**** Listed records
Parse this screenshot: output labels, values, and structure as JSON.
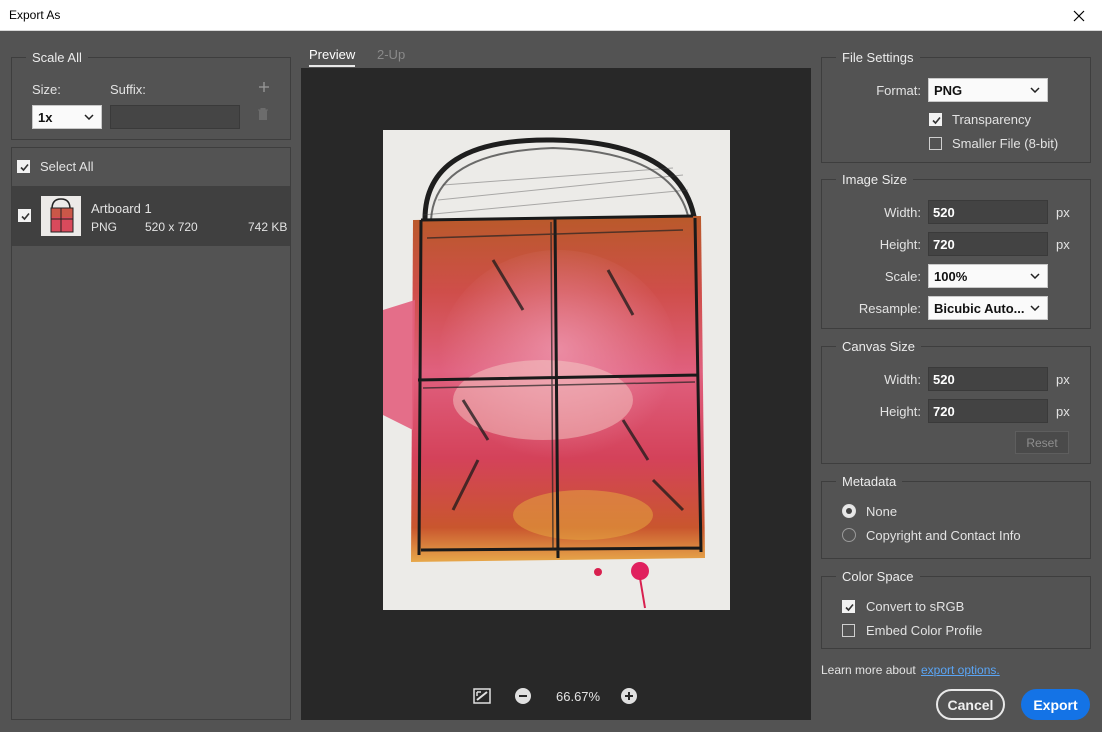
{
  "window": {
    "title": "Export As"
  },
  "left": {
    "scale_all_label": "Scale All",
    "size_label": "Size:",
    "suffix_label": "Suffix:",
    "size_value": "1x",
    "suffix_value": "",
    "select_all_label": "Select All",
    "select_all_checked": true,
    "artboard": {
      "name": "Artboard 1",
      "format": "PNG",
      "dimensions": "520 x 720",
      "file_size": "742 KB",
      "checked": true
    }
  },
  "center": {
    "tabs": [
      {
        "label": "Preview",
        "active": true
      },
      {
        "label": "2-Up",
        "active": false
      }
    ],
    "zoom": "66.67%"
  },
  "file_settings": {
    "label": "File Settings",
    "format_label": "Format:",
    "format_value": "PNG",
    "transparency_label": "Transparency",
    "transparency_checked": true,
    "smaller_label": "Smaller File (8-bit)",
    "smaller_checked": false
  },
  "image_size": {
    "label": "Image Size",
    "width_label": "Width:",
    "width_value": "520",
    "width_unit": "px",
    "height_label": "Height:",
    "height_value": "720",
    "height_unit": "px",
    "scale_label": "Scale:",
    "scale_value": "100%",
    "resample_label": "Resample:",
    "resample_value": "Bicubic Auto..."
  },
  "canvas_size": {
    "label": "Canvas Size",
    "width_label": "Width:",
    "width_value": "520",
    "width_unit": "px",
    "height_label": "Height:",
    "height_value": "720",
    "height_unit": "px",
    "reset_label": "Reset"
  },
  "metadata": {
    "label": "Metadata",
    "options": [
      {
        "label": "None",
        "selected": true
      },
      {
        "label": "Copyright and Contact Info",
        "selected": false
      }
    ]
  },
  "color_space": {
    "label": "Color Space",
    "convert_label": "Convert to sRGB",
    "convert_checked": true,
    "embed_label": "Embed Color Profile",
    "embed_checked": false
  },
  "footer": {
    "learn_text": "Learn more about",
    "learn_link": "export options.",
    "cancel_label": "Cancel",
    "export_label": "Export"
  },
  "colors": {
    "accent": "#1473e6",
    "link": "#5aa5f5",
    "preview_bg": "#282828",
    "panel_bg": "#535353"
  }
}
********
**** Listed records
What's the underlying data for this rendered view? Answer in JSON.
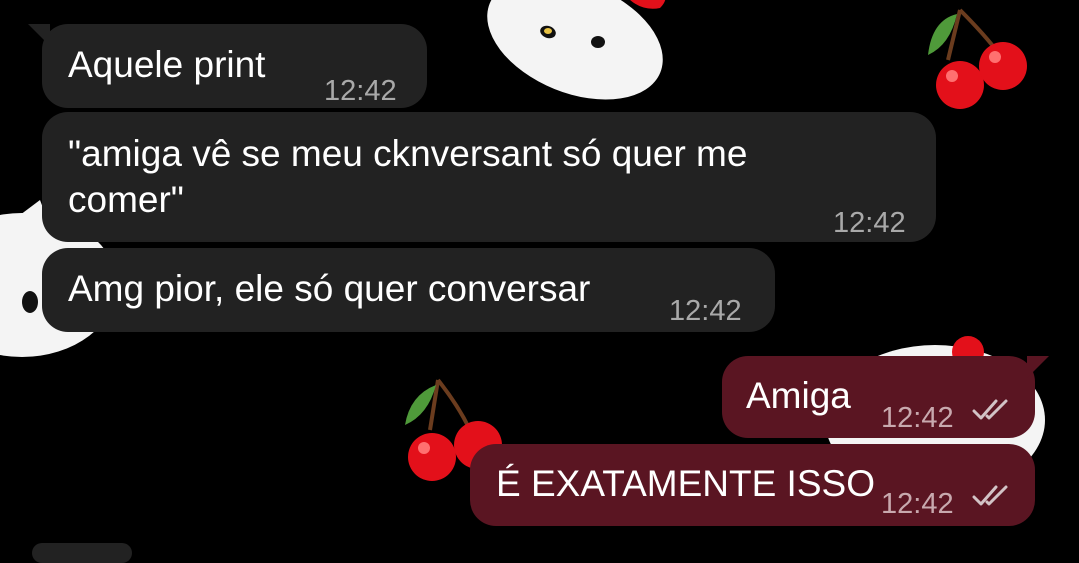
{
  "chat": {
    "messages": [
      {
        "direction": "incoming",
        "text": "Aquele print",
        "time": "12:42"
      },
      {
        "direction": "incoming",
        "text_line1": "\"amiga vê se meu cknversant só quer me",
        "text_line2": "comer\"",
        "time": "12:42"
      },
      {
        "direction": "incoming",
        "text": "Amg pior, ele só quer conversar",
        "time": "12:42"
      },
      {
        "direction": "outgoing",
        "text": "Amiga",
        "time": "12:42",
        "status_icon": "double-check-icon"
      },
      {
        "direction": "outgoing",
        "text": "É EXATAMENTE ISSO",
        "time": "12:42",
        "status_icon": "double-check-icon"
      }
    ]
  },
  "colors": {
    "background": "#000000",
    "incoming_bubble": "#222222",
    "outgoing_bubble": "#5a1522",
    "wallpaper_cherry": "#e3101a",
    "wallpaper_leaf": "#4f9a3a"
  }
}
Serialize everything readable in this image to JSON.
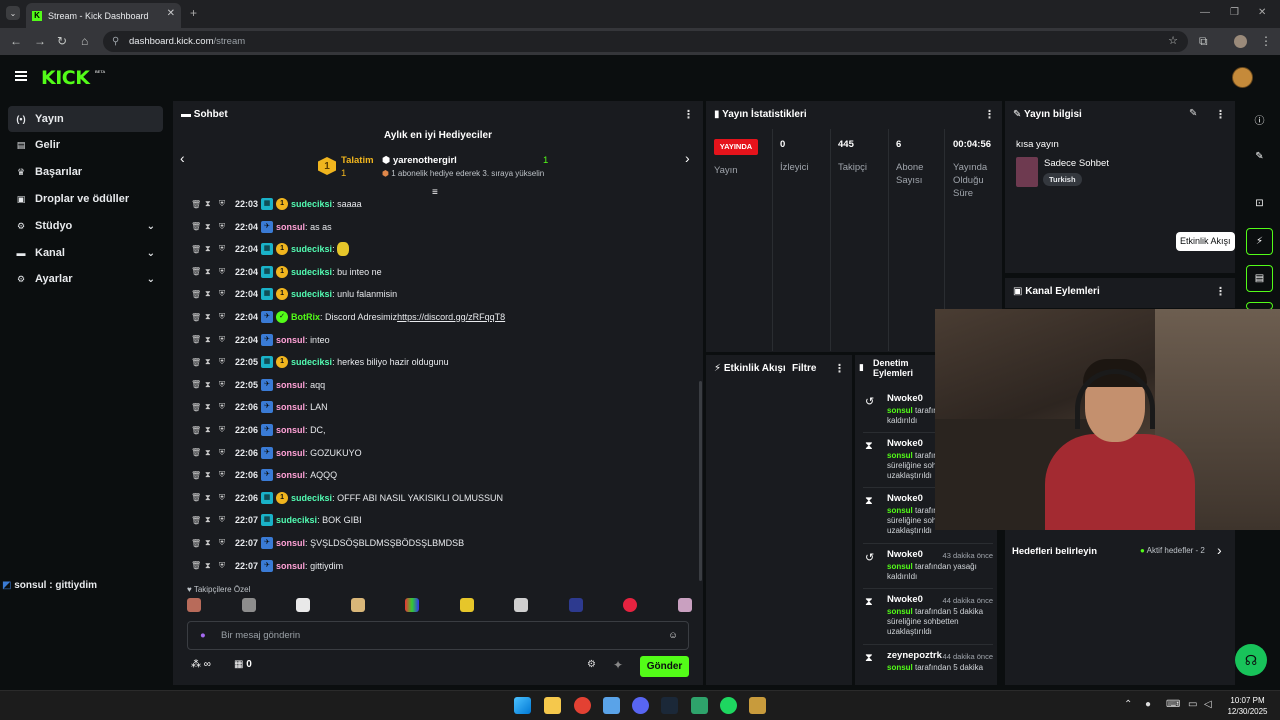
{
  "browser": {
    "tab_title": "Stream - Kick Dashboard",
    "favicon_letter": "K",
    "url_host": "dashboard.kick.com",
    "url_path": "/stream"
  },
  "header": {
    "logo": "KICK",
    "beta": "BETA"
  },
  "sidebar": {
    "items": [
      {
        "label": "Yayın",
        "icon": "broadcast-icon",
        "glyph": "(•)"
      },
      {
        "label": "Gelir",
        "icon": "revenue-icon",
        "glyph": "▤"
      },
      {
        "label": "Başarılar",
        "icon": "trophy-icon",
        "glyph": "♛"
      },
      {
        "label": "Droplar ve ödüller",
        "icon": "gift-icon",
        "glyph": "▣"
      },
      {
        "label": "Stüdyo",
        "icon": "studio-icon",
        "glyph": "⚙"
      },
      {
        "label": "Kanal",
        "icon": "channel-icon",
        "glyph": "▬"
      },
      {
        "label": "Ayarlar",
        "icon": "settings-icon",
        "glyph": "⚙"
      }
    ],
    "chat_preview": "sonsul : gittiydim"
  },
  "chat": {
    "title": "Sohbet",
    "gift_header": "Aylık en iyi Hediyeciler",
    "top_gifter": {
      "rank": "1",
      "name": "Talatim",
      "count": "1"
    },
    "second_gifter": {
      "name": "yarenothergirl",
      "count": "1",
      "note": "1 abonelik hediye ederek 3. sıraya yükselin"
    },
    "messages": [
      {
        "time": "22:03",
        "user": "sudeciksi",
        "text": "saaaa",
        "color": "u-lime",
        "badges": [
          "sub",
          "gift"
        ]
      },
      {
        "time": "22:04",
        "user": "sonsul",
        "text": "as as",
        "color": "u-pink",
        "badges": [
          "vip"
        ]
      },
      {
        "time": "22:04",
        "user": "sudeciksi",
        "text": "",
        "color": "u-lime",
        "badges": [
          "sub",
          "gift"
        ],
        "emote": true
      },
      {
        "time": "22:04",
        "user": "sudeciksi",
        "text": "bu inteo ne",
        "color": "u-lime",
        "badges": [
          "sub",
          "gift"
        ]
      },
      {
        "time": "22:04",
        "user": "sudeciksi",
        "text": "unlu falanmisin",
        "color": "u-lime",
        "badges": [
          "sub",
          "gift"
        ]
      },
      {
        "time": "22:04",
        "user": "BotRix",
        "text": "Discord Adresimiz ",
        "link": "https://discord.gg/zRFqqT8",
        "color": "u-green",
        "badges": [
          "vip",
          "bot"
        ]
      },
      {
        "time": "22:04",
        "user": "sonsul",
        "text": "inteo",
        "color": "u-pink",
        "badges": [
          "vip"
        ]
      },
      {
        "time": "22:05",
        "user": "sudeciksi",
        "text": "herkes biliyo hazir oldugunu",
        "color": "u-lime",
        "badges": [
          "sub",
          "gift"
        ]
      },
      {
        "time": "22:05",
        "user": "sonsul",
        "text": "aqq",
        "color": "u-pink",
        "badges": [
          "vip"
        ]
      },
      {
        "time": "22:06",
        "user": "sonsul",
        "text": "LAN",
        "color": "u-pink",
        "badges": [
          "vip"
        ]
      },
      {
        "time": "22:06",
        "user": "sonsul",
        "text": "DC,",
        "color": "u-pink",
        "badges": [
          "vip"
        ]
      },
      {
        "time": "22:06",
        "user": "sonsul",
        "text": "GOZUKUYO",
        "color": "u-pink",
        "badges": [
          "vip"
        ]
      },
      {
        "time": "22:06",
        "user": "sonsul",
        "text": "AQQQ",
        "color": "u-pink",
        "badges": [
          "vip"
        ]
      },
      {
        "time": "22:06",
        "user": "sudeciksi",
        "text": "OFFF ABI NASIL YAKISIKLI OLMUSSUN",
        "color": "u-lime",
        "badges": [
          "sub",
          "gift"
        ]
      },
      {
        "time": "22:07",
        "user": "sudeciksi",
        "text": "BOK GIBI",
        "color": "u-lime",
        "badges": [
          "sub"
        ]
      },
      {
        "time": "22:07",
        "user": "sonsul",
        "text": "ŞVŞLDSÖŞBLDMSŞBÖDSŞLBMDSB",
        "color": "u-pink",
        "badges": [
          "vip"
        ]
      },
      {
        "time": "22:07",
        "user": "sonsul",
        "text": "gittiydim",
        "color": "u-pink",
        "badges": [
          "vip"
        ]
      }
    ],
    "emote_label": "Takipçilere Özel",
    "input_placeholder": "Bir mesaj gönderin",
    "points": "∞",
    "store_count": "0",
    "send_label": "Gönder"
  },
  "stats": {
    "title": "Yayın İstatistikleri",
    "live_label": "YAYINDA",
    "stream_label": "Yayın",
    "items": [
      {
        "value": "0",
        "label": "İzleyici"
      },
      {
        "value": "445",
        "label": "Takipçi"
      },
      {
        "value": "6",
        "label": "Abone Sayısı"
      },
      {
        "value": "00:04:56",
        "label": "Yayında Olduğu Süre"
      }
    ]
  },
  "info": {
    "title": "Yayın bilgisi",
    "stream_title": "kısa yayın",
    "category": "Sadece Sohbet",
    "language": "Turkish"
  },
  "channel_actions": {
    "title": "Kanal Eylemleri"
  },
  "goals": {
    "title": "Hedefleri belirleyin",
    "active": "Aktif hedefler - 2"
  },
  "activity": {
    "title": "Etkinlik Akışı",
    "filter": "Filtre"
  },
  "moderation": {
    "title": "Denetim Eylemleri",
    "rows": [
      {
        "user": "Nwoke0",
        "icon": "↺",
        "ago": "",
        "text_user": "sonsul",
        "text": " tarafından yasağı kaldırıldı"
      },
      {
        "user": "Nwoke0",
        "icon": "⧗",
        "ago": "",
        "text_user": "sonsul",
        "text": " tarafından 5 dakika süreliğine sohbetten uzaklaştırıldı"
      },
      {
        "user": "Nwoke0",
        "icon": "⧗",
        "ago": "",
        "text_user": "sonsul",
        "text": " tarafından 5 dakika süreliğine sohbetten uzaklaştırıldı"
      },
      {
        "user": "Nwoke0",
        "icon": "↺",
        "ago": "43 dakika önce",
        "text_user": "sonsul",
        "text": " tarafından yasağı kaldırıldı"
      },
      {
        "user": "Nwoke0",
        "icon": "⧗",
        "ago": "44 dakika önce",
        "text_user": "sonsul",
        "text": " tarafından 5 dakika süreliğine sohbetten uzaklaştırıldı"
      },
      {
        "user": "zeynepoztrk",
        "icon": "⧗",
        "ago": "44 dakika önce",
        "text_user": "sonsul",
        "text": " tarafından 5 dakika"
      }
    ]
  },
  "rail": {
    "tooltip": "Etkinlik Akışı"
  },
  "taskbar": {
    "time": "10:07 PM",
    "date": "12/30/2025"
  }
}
********
## Short exercise
Among the lines of the records above, count those holding the string "Akışı", and report only the number.

## Answer below
2